Excerpt from a dataset
** BEGIN **
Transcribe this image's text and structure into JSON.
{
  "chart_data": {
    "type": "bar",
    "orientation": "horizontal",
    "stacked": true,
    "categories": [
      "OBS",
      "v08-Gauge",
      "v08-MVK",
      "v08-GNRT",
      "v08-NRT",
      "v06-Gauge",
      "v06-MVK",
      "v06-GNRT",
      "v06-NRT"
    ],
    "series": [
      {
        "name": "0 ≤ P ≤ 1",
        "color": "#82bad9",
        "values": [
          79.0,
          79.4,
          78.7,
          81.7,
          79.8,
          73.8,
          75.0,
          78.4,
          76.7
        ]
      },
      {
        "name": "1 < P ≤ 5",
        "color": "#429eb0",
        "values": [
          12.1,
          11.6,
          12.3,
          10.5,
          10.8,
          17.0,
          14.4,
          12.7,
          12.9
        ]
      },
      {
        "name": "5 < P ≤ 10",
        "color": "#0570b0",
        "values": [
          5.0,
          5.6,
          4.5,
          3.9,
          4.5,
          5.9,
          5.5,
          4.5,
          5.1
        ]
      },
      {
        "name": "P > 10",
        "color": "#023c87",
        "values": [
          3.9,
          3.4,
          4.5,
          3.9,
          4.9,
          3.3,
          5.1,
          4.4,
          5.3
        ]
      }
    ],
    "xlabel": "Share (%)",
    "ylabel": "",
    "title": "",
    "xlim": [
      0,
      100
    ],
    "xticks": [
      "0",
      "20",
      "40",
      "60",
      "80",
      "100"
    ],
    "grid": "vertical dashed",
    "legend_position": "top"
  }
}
** END **
*DESCRIPTION OF THE TASK:* The entries above must be returned in full, exactly as shown.

*OUTPUT FOR THIS EXERCISE:*
Transcribe this image's text and structure into JSON.
{
  "chart_data": {
    "type": "bar",
    "orientation": "horizontal",
    "stacked": true,
    "categories": [
      "OBS",
      "v08-Gauge",
      "v08-MVK",
      "v08-GNRT",
      "v08-NRT",
      "v06-Gauge",
      "v06-MVK",
      "v06-GNRT",
      "v06-NRT"
    ],
    "series": [
      {
        "name": "0 ≤ P ≤ 1",
        "color": "#82bad9",
        "values": [
          79.0,
          79.4,
          78.7,
          81.7,
          79.8,
          73.8,
          75.0,
          78.4,
          76.7
        ]
      },
      {
        "name": "1 < P ≤ 5",
        "color": "#429eb0",
        "values": [
          12.1,
          11.6,
          12.3,
          10.5,
          10.8,
          17.0,
          14.4,
          12.7,
          12.9
        ]
      },
      {
        "name": "5 < P ≤ 10",
        "color": "#0570b0",
        "values": [
          5.0,
          5.6,
          4.5,
          3.9,
          4.5,
          5.9,
          5.5,
          4.5,
          5.1
        ]
      },
      {
        "name": "P > 10",
        "color": "#023c87",
        "values": [
          3.9,
          3.4,
          4.5,
          3.9,
          4.9,
          3.3,
          5.1,
          4.4,
          5.3
        ]
      }
    ],
    "xlabel": "Share (%)",
    "ylabel": "",
    "title": "",
    "xlim": [
      0,
      100
    ],
    "xticks": [
      "0",
      "20",
      "40",
      "60",
      "80",
      "100"
    ],
    "grid": "vertical dashed",
    "legend_position": "top"
  }
}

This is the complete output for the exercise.